## [DIRECTIONS]
Report each line of the data that includes the word "包保鲜膜".

## [SOURCE RECORDS]
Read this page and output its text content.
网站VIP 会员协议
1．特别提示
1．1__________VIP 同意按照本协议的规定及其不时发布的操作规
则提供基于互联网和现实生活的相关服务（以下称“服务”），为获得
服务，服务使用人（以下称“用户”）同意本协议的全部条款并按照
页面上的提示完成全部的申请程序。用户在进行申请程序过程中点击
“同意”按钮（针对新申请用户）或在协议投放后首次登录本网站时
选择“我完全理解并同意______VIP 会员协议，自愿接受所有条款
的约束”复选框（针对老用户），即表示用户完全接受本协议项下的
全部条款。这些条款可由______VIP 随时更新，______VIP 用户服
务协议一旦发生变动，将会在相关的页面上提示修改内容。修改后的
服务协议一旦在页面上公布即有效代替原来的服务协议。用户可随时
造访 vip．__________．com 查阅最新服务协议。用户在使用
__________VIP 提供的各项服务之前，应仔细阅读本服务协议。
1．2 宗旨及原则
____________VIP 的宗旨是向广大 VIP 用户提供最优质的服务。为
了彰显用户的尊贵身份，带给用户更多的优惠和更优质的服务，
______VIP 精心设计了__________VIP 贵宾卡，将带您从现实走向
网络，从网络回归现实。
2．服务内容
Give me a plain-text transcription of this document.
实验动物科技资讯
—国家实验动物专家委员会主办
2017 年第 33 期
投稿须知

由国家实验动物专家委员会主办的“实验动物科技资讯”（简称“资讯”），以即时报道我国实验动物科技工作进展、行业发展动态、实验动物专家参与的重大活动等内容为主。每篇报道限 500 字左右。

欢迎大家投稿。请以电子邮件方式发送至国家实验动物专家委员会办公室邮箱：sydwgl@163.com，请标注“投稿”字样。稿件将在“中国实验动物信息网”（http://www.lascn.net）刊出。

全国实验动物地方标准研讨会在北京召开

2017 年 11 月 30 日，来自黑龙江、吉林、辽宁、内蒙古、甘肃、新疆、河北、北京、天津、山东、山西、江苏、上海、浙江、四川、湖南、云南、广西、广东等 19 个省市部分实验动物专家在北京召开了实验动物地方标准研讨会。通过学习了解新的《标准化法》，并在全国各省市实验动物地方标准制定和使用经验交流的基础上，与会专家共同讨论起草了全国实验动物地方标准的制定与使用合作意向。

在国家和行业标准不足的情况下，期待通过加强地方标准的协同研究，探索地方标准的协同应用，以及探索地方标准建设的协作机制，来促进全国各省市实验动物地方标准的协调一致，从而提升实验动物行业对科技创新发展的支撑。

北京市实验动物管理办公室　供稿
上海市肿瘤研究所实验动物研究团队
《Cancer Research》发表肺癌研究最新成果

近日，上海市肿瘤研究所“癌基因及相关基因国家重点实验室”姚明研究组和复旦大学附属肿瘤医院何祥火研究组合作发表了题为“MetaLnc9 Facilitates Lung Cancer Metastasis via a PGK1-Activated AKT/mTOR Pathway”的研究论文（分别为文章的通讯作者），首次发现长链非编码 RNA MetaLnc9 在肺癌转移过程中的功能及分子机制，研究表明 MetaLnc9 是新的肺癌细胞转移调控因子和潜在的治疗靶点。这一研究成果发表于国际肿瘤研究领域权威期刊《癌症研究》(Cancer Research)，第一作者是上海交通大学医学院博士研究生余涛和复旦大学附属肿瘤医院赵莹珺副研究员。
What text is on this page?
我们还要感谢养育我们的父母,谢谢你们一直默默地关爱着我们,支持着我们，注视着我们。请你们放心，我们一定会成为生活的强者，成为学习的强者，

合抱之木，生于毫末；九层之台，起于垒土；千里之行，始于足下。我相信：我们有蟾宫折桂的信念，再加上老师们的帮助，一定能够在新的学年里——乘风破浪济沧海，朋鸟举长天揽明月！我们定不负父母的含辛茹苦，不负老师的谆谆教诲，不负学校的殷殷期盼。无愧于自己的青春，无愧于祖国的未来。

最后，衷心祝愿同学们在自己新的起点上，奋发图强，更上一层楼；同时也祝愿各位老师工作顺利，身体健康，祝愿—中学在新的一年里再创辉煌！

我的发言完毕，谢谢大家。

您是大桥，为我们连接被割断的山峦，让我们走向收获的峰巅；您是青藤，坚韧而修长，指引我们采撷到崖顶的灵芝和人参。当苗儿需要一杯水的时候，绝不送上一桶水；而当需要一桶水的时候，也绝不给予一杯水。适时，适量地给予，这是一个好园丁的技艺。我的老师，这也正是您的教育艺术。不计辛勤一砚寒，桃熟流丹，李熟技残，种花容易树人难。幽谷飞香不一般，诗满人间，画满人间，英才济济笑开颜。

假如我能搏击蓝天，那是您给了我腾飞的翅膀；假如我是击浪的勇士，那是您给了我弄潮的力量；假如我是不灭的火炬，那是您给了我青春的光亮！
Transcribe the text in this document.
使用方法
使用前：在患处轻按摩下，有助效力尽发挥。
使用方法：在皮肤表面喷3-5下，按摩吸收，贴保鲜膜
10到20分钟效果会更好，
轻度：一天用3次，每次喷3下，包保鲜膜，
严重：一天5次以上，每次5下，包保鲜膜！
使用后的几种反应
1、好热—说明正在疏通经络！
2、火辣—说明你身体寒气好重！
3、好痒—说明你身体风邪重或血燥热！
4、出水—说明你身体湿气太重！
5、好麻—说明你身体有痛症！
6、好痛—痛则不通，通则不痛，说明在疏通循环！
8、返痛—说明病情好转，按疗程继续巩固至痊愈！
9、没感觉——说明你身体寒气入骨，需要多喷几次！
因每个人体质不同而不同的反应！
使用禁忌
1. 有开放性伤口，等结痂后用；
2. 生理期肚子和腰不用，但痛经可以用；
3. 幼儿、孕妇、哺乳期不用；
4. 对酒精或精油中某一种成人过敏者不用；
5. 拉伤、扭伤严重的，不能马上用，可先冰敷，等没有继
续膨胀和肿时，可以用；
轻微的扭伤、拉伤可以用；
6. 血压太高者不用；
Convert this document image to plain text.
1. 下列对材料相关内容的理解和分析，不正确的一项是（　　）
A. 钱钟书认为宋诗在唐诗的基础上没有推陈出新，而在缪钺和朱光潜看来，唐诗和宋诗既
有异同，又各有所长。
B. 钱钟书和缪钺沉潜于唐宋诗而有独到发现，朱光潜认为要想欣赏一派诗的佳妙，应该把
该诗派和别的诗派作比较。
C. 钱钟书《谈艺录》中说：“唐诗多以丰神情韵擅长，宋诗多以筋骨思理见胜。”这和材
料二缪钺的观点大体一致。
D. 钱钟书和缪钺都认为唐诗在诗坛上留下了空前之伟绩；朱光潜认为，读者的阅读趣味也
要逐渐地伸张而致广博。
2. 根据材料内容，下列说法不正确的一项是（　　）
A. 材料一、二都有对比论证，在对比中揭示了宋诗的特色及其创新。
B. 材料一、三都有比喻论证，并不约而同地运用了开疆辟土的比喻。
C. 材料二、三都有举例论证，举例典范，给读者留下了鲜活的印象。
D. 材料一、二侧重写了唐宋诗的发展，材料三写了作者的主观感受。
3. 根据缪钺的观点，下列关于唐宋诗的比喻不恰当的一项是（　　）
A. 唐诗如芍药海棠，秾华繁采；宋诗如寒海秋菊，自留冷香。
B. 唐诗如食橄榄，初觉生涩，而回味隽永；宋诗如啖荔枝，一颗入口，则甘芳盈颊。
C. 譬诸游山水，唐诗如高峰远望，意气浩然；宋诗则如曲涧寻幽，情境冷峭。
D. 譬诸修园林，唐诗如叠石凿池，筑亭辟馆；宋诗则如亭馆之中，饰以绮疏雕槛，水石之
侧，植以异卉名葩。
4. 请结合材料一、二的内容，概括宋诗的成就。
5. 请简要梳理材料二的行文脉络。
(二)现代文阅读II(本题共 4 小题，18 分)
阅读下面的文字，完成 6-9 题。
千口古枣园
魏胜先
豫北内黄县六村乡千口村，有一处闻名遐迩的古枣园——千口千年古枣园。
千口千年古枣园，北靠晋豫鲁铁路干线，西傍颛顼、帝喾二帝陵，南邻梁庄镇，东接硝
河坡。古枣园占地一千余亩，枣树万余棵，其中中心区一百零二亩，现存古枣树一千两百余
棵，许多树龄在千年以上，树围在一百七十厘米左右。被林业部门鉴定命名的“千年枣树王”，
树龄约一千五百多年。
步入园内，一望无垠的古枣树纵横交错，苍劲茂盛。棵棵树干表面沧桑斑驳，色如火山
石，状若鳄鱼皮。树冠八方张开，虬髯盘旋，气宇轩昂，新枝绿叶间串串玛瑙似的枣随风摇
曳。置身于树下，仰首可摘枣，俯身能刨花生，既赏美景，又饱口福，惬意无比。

## [TASK RESPONSE]
轻度：一天用3次，每次喷3下，包保鲜膜，
严重：一天5次以上，每次5下，包保鲜膜！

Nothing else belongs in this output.